Material for the task:
┌──

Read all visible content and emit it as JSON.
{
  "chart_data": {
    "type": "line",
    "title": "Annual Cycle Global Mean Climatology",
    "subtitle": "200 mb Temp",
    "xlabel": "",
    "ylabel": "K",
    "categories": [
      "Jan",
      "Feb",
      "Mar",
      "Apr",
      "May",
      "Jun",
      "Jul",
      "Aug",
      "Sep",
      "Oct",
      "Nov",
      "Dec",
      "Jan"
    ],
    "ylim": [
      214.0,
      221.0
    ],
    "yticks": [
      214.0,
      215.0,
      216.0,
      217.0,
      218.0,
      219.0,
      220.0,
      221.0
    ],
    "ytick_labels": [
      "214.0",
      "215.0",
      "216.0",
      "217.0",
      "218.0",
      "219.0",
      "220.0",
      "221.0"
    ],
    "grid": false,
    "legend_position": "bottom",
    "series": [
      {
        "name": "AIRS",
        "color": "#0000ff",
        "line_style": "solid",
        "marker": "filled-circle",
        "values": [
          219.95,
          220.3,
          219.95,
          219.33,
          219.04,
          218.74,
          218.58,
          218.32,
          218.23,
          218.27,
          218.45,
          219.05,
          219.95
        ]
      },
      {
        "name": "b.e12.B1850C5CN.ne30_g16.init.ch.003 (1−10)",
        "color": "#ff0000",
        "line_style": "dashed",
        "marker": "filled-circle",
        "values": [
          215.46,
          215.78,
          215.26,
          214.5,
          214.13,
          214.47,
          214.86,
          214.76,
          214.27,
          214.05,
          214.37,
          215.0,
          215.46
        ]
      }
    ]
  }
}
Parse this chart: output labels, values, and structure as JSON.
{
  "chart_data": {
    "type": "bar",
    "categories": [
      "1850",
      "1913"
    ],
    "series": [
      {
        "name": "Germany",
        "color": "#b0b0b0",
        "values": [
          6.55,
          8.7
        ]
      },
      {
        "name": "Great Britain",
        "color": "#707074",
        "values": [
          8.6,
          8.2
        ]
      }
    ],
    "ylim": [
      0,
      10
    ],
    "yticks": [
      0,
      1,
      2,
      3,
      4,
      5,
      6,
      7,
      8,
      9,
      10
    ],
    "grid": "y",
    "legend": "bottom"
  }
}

└──

Description of the task: Write out the material from the first line to the last, exactly.

Response below:
Read all visible content and emit it as JSON.
{
  "chart_data": {
    "type": "line",
    "title": "Annual Cycle Global Mean Climatology",
    "subtitle": "200 mb Temp",
    "xlabel": "",
    "ylabel": "K",
    "categories": [
      "Jan",
      "Feb",
      "Mar",
      "Apr",
      "May",
      "Jun",
      "Jul",
      "Aug",
      "Sep",
      "Oct",
      "Nov",
      "Dec",
      "Jan"
    ],
    "ylim": [
      214.0,
      221.0
    ],
    "yticks": [
      214.0,
      215.0,
      216.0,
      217.0,
      218.0,
      219.0,
      220.0,
      221.0
    ],
    "ytick_labels": [
      "214.0",
      "215.0",
      "216.0",
      "217.0",
      "218.0",
      "219.0",
      "220.0",
      "221.0"
    ],
    "grid": false,
    "legend_position": "bottom",
    "series": [
      {
        "name": "AIRS",
        "color": "#0000ff",
        "line_style": "solid",
        "marker": "filled-circle",
        "values": [
          219.95,
          220.3,
          219.95,
          219.33,
          219.04,
          218.74,
          218.58,
          218.32,
          218.23,
          218.27,
          218.45,
          219.05,
          219.95
        ]
      },
      {
        "name": "b.e12.B1850C5CN.ne30_g16.init.ch.003 (1−10)",
        "color": "#ff0000",
        "line_style": "dashed",
        "marker": "filled-circle",
        "values": [
          215.46,
          215.78,
          215.26,
          214.5,
          214.13,
          214.47,
          214.86,
          214.76,
          214.27,
          214.05,
          214.37,
          215.0,
          215.46
        ]
      }
    ]
  }
}
Parse this chart: output labels, values, and structure as JSON.
{
  "chart_data": {
    "type": "bar",
    "categories": [
      "1850",
      "1913"
    ],
    "series": [
      {
        "name": "Germany",
        "color": "#b0b0b0",
        "values": [
          6.55,
          8.7
        ]
      },
      {
        "name": "Great Britain",
        "color": "#707074",
        "values": [
          8.6,
          8.2
        ]
      }
    ],
    "ylim": [
      0,
      10
    ],
    "yticks": [
      0,
      1,
      2,
      3,
      4,
      5,
      6,
      7,
      8,
      9,
      10
    ],
    "grid": "y",
    "legend": "bottom"
  }
}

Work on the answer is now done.